» WORK REQUIRED
Extract the stretch from "This article illustrates" through "function in Ceph." word for word from the passage on offloading compression and encryption in Ceph with Intel QAT.

» PASSAGE PROVIDED

Offloading Compression and Encryption in Ceph using Intel® QuickAssist Technology

ID 750875
Updated 10/18/2022
Version Latest
Public

author-image

By

As the complexity of applications continues to grow, systems need more and more computational resources for workloads, including data encryption and data compression. The exponential growth of data demands more efficient ways to handle data in process, in motion, or at rest. Intel® QuickAssist Technology (Intel® QAT) saves cycles, time, space, and cost by offloading compute-intensive workloads to free up capacity. Ceph, a leading open-source software defined storage application, provides excellent scalability and a centrally managed cluster with file, object, and block interfaces. To deploy more object storage devices (OSDs) on a server that can manage more disks but lacks CPU resources, we can put the workload on Intel QAT. By putting computational resources, such as data encryption and data compression on Intel QAT, we save resources to deploy more OSDs and manage more disks. We implemented the encryption and compression plugin using Intel QAT in Ceph, so that Ceph users can easily use Intel QAT to offload the actual compression and encryption request(s).

This article illustrates the method in Ceph to use Intel QAT encryption and compression to offload CPU encryption and compression. The article also explains how to configure the Intel QAT configuration file and how to enable the Intel QAT function in Ceph.

» EXTRACTED ENTRIES

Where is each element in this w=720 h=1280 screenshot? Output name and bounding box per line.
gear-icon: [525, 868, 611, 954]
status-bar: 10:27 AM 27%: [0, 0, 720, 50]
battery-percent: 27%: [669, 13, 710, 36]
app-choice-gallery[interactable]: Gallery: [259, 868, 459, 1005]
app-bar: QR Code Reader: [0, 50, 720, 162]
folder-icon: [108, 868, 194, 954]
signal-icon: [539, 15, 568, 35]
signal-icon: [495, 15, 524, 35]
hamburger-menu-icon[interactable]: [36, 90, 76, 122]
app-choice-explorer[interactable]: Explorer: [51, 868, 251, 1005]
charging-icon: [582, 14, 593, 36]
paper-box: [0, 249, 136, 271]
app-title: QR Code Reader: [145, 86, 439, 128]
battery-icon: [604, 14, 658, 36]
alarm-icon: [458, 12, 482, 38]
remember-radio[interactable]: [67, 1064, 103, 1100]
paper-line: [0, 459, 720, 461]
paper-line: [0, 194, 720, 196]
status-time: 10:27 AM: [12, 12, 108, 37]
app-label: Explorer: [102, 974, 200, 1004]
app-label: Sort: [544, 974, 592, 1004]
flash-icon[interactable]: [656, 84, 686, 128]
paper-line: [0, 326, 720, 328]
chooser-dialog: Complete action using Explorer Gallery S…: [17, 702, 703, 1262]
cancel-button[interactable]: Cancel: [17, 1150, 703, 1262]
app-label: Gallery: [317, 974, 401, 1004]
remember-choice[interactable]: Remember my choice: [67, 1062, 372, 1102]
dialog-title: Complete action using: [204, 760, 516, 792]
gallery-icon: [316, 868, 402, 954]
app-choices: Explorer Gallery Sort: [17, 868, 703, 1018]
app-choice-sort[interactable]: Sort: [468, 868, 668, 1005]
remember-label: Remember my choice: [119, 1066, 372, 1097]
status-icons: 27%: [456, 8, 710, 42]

» OUTPUT FOR THIS EXERCISE
This article illustrates the method in Ceph to use Intel QAT encryption and compression to offload CPU encryption and compression. The article also explains how to configure the Intel QAT configuration file and how to enable the Intel QAT function in Ceph.